--- START ---
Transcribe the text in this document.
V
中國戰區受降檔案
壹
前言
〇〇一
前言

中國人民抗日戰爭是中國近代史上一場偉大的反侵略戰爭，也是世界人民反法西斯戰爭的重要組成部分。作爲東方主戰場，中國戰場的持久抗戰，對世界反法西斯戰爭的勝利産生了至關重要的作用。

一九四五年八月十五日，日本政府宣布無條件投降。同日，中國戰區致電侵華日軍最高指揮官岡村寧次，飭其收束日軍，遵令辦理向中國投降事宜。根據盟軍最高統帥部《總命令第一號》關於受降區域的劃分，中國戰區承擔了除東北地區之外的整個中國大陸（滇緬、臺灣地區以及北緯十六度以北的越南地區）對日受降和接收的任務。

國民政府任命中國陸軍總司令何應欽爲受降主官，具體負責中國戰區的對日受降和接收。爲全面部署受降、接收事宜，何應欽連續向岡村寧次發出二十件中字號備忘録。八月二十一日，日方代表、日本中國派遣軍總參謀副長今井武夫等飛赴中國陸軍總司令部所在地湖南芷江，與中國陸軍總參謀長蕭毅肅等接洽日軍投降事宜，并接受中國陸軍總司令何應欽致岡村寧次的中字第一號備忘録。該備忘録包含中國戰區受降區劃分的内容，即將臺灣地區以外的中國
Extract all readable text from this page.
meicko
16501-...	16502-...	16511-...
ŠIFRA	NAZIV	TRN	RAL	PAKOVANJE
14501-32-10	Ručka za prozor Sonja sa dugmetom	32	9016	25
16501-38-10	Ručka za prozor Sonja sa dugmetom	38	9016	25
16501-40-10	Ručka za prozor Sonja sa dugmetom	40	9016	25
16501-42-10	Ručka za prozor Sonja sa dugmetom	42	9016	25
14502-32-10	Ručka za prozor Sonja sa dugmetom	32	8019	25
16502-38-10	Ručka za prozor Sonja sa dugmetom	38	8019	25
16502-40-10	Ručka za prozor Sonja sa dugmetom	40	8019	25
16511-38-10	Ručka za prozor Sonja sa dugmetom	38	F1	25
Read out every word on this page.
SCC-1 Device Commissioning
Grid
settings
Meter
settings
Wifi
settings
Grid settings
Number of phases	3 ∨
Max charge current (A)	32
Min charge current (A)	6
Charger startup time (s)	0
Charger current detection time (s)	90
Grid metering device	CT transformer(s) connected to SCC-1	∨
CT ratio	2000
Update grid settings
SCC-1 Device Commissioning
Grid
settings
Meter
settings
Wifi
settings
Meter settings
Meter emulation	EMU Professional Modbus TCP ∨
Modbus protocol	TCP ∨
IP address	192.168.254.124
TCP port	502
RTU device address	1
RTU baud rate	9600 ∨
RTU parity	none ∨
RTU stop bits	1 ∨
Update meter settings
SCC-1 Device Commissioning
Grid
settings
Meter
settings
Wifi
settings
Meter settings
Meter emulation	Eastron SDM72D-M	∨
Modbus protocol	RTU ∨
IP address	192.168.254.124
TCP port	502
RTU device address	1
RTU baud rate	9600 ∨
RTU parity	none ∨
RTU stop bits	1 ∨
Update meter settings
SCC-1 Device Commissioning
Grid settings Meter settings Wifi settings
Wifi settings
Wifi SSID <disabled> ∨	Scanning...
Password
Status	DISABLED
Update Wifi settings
--- END ---
Your instructions: Quote all the records. Keep every word exact.

Worked answer:
Transcribe the text in this document.
V
中國戰區受降檔案
壹
前言
〇〇一
前言

中國人民抗日戰爭是中國近代史上一場偉大的反侵略戰爭，也是世界人民反法西斯戰爭的重要組成部分。作爲東方主戰場，中國戰場的持久抗戰，對世界反法西斯戰爭的勝利産生了至關重要的作用。

一九四五年八月十五日，日本政府宣布無條件投降。同日，中國戰區致電侵華日軍最高指揮官岡村寧次，飭其收束日軍，遵令辦理向中國投降事宜。根據盟軍最高統帥部《總命令第一號》關於受降區域的劃分，中國戰區承擔了除東北地區之外的整個中國大陸（滇緬、臺灣地區以及北緯十六度以北的越南地區）對日受降和接收的任務。

國民政府任命中國陸軍總司令何應欽爲受降主官，具體負責中國戰區的對日受降和接收。爲全面部署受降、接收事宜，何應欽連續向岡村寧次發出二十件中字號備忘録。八月二十一日，日方代表、日本中國派遣軍總參謀副長今井武夫等飛赴中國陸軍總司令部所在地湖南芷江，與中國陸軍總參謀長蕭毅肅等接洽日軍投降事宜，并接受中國陸軍總司令何應欽致岡村寧次的中字第一號備忘録。該備忘録包含中國戰區受降區劃分的内容，即將臺灣地區以外的中國
Extract all readable text from this page.
meicko
16501-...	16502-...	16511-...
ŠIFRA	NAZIV	TRN	RAL	PAKOVANJE
14501-32-10	Ručka za prozor Sonja sa dugmetom	32	9016	25
16501-38-10	Ručka za prozor Sonja sa dugmetom	38	9016	25
16501-40-10	Ručka za prozor Sonja sa dugmetom	40	9016	25
16501-42-10	Ručka za prozor Sonja sa dugmetom	42	9016	25
14502-32-10	Ručka za prozor Sonja sa dugmetom	32	8019	25
16502-38-10	Ručka za prozor Sonja sa dugmetom	38	8019	25
16502-40-10	Ručka za prozor Sonja sa dugmetom	40	8019	25
16511-38-10	Ručka za prozor Sonja sa dugmetom	38	F1	25
Read out every word on this page.
SCC-1 Device Commissioning
Grid
settings
Meter
settings
Wifi
settings
Grid settings
Number of phases	3 ∨
Max charge current (A)	32
Min charge current (A)	6
Charger startup time (s)	0
Charger current detection time (s)	90
Grid metering device	CT transformer(s) connected to SCC-1	∨
CT ratio	2000
Update grid settings
SCC-1 Device Commissioning
Grid
settings
Meter
settings
Wifi
settings
Meter settings
Meter emulation	EMU Professional Modbus TCP ∨
Modbus protocol	TCP ∨
IP address	192.168.254.124
TCP port	502
RTU device address	1
RTU baud rate	9600 ∨
RTU parity	none ∨
RTU stop bits	1 ∨
Update meter settings
SCC-1 Device Commissioning
Grid
settings
Meter
settings
Wifi
settings
Meter settings
Meter emulation	Eastron SDM72D-M	∨
Modbus protocol	RTU ∨
IP address	192.168.254.124
TCP port	502
RTU device address	1
RTU baud rate	9600 ∨
RTU parity	none ∨
RTU stop bits	1 ∨
Update meter settings
SCC-1 Device Commissioning
Grid settings Meter settings Wifi settings
Wifi settings
Wifi SSID <disabled> ∨	Scanning...
Password
Status	DISABLED
Update Wifi settings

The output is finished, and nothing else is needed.